WRITTEN PROBLEM - Start at the line that contains "What does this" in the listing below and extract every line through the last, exactly; leave pictures out.

(Data excerpts)

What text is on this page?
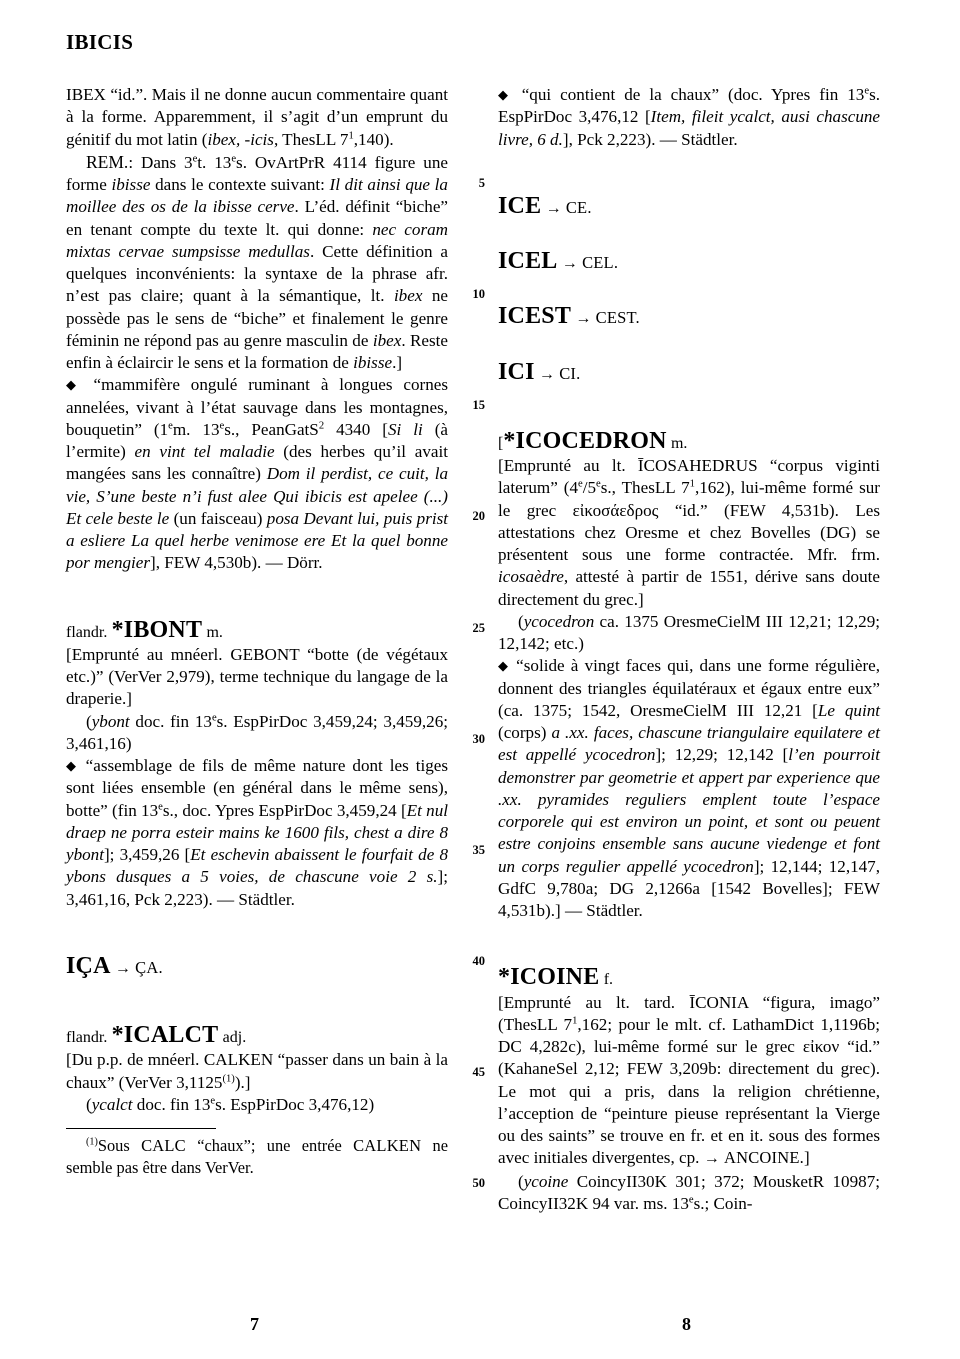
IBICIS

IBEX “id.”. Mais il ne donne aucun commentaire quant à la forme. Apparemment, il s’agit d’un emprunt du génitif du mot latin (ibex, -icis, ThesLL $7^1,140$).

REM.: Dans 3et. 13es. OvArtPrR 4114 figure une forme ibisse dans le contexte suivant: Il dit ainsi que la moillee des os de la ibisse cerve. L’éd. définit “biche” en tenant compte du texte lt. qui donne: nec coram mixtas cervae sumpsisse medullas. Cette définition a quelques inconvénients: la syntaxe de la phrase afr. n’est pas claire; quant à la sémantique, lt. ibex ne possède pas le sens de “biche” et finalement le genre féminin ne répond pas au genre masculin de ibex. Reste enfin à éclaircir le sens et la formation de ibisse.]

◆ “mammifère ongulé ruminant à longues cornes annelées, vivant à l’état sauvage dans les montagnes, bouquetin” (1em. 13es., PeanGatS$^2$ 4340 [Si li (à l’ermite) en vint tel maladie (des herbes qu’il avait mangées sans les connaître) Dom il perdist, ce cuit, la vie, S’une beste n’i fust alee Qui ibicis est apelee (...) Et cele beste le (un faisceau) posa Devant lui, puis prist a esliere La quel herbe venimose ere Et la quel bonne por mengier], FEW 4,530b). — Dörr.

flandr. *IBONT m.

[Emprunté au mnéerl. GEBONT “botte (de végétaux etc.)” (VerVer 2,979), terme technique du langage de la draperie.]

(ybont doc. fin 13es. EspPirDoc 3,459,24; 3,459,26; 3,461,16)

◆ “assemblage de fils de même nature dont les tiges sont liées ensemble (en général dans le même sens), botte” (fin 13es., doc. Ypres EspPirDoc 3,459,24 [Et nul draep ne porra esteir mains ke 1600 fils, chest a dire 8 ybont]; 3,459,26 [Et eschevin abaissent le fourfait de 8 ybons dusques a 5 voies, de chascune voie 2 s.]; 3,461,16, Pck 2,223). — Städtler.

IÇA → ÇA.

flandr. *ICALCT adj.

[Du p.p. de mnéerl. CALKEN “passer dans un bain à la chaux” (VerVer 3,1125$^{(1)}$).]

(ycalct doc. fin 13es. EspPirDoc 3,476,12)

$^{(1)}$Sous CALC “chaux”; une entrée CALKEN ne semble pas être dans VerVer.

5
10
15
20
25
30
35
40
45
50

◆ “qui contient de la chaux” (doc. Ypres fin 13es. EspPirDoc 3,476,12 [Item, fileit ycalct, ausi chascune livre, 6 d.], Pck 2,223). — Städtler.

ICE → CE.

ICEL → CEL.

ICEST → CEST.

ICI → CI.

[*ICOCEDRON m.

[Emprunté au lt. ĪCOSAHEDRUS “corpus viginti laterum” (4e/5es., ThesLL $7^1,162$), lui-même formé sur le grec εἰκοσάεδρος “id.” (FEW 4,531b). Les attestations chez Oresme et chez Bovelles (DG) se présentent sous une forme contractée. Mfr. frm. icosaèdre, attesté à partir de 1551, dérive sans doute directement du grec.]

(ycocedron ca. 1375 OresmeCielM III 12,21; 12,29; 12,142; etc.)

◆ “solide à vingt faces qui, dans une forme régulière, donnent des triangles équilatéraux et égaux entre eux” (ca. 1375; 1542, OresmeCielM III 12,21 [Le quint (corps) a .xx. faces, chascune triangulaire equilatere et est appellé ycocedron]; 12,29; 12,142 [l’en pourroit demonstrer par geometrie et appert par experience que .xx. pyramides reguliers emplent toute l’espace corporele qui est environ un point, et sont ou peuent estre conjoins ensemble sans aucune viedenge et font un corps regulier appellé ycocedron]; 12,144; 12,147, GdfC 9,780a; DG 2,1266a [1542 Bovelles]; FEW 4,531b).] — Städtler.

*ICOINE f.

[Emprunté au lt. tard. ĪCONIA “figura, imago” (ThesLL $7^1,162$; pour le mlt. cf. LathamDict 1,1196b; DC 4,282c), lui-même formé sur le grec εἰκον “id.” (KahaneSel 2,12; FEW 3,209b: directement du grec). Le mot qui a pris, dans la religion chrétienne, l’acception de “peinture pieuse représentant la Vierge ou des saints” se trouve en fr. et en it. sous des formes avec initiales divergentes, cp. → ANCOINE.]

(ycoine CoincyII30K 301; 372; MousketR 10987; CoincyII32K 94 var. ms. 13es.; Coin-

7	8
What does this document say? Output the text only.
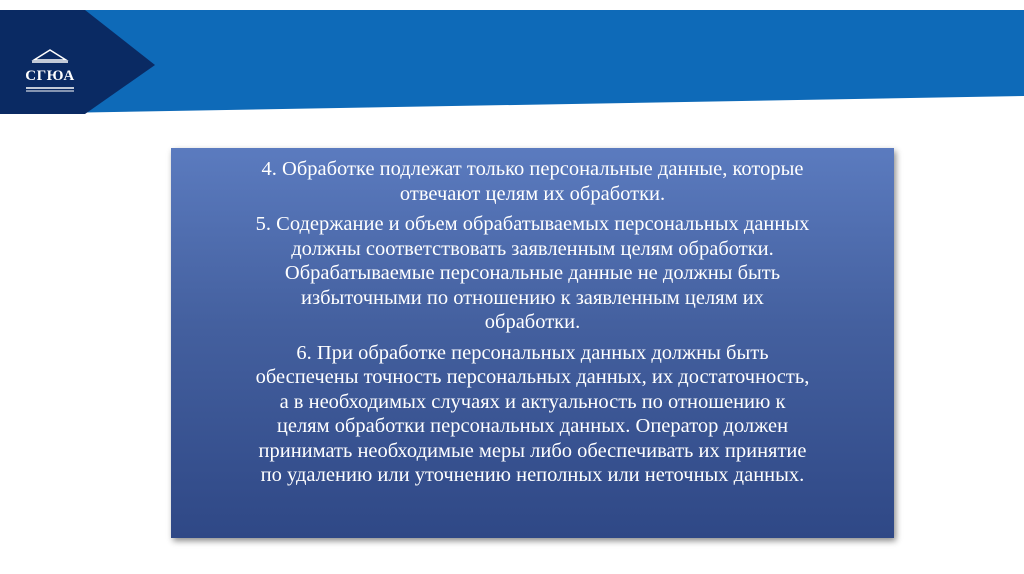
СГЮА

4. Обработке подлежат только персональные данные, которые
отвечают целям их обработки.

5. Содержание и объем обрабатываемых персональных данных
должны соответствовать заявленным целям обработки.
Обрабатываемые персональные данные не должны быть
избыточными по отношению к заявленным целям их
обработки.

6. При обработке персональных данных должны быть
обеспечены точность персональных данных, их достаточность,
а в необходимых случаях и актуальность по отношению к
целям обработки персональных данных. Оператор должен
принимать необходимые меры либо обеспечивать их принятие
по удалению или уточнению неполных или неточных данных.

RESULT OF THE EXERCISE -
What does this document say? Output the text only.
СГЮА

4. Обработке подлежат только персональные данные, которые
отвечают целям их обработки.

5. Содержание и объем обрабатываемых персональных данных
должны соответствовать заявленным целям обработки.
Обрабатываемые персональные данные не должны быть
избыточными по отношению к заявленным целям их
обработки.

6. При обработке персональных данных должны быть
обеспечены точность персональных данных, их достаточность,
а в необходимых случаях и актуальность по отношению к
целям обработки персональных данных. Оператор должен
принимать необходимые меры либо обеспечивать их принятие
по удалению или уточнению неполных или неточных данных.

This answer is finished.